• [Extracted information]
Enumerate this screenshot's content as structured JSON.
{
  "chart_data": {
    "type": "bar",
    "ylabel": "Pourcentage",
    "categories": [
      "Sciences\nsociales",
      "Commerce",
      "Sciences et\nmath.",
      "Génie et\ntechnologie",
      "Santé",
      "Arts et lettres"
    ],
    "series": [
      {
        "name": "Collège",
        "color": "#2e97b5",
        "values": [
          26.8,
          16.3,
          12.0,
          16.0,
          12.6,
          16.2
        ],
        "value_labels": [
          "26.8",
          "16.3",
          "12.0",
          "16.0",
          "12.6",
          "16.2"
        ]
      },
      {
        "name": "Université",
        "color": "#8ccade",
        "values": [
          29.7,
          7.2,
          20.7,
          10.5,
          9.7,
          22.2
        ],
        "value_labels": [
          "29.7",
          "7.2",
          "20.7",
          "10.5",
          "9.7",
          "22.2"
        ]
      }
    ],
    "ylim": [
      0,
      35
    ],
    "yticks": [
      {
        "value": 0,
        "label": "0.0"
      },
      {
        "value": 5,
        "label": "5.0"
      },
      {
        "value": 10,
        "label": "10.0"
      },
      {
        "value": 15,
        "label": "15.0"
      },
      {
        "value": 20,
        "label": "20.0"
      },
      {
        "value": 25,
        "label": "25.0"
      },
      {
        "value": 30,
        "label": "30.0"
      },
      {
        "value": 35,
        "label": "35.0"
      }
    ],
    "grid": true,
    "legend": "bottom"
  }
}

• [What to produce] Every line in the data above that contains "Sciences" needs to be copied.

• [Solution for this problem]
      "Sciences\nsociales",
      "Sciences et\nmath.",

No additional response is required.